____ KUTIPAN TEKS
Siapa yang mengurusi ini agar penyikapan dan pesan Presiden dan
jajarannya terinternalisasi ke dalam sistem pemerintahan dengan tolak ukur
keberhasilan pelaksanaan yang jelas? Pertanyaan ini harus dijawab Presiden
dalam beberapa hari mendatang. Diperlukan adanya jaminan agar tidak terulang
lagi bencana karhutla dimasa yang akan datang. Kita tidak ingin bangsa ini
disebut sebagai pelaku kambuhan (repeated
offender). Kita tidak ingin lagi ke depan ada kunjungan-kunjungan tingkat
tinggi, ad hoc dalam skala besar
dari Presiden yang telah banyak menguras biaya, waktu, energi dan kerugian
moneter dan kesehatan serta korban jiwa.
________
____ INFORMASI HASIL EKSTRAKSI
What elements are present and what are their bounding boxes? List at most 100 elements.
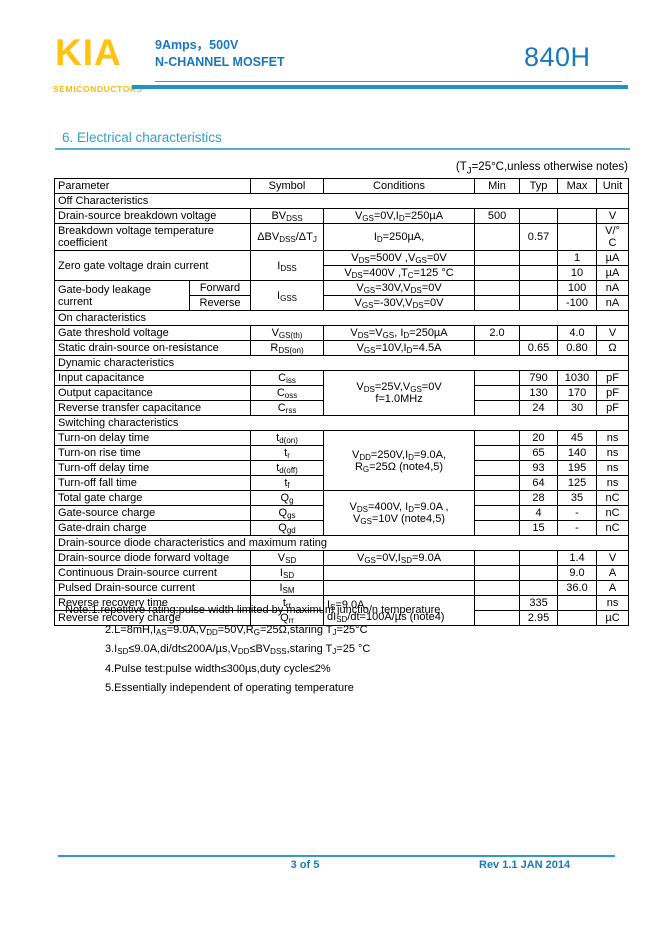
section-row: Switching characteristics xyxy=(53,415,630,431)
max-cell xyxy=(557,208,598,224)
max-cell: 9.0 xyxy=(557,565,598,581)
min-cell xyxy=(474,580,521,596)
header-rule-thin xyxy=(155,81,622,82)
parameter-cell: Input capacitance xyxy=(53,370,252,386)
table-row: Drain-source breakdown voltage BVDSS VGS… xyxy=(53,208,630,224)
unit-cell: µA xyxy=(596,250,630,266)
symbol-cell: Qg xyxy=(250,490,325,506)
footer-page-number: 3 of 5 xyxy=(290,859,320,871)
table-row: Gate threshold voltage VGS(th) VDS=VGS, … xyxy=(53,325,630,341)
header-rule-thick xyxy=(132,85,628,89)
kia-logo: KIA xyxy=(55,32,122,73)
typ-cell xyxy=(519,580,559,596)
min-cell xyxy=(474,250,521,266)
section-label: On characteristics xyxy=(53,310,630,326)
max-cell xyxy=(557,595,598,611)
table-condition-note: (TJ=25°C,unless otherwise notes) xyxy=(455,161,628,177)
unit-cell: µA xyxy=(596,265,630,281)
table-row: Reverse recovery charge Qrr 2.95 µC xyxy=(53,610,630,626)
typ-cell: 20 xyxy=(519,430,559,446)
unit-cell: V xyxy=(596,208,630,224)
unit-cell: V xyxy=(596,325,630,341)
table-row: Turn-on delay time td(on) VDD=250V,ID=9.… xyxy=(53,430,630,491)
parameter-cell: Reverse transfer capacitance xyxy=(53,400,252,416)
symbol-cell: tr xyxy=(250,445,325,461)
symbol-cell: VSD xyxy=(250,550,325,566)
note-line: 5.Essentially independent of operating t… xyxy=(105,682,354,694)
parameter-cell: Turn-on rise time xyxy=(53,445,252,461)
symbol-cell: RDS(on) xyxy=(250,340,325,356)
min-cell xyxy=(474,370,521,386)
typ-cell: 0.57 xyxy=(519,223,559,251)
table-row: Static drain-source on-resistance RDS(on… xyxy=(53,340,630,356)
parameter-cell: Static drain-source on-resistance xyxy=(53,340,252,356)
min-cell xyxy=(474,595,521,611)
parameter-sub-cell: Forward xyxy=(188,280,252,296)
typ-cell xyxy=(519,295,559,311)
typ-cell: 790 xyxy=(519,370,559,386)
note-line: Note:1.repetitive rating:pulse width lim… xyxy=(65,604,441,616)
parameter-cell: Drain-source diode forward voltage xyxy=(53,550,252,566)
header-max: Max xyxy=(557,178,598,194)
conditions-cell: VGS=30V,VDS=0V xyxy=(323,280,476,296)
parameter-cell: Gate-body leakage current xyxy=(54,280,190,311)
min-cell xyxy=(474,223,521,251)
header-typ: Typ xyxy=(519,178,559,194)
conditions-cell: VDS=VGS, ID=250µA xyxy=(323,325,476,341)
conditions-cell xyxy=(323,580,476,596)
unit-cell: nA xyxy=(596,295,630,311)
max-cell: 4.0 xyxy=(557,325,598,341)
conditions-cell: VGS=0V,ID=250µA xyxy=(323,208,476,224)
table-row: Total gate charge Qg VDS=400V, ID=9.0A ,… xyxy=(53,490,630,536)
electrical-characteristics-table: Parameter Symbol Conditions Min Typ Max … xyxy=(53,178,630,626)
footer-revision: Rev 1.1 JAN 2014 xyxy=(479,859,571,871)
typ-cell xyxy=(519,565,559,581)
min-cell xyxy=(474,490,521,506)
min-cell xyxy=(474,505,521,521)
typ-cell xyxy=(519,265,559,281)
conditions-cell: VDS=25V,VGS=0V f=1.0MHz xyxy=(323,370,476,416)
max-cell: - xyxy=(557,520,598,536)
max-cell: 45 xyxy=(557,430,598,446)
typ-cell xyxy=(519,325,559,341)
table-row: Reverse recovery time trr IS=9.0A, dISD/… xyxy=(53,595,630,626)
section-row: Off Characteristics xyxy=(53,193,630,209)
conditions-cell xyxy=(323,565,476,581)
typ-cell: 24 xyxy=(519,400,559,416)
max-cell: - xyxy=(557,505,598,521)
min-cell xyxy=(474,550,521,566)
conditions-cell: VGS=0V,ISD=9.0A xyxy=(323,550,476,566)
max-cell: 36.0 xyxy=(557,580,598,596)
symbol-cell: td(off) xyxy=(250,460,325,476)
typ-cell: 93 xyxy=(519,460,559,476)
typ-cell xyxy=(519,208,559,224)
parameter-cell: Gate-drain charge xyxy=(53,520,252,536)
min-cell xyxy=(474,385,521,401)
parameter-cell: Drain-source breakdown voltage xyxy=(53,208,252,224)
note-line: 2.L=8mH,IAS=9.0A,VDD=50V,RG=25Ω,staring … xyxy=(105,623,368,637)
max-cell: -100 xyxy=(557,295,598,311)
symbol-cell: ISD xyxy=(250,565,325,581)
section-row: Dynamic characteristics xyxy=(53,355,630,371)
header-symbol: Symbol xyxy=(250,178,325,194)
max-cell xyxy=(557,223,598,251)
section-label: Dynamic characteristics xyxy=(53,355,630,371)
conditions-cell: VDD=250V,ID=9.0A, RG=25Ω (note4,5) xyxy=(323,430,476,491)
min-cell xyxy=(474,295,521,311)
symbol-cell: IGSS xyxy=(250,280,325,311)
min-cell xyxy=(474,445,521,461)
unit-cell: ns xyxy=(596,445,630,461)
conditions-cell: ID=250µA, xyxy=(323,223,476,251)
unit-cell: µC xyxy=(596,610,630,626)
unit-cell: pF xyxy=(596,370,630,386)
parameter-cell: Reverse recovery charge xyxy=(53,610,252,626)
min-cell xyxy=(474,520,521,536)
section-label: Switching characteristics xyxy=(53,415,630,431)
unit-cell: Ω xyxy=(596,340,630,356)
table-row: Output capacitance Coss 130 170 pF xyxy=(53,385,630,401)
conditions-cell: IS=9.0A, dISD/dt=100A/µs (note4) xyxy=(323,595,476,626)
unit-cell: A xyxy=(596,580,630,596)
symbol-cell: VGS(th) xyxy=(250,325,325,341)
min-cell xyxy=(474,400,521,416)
________
▸ PETUNJUK:
A: Menurut kutipan tentang karhutla, mengapa penulis tidak ingin lagi ada kunjungan tingkat tinggi yang ad hoc dan berskala besar dari Presiden? Jelaskan dalam satu sampai tiga kalimat.
B: Lanjutkan kutipan tentang karhutla mulai dari sesudah kalimat terakhirnya.
Baris-baris di atas merupakan bahan tersendiri yang terpisah dari kutipan tentang karhutla.

▸ JAWABAN TIAP TUGAS:
A: Penulis tidak menginginkannya karena kunjungan-kunjungan itu telah banyak menguras biaya, waktu, dan energi. Kunjungan tersebut juga disertai kerugian moneter dan kesehatan serta korban jiwa.

B:
Perlu dicatat sudah saatnya kita punya tekad agar tidak lagi
terjangkit sindroma "here today gone tommorrow". Perlu ada jaminan
ada tindak lanjut dan ketepatan dalam menterjemahkan kunjungan Presiden yang
telah dilakukan berkali-kali. Tindak lanjut ini selalu menjadi sisi lemah
indonesia. Apakah semuanya perlu dituangkan dalam Instruksi Presiden (Inpres)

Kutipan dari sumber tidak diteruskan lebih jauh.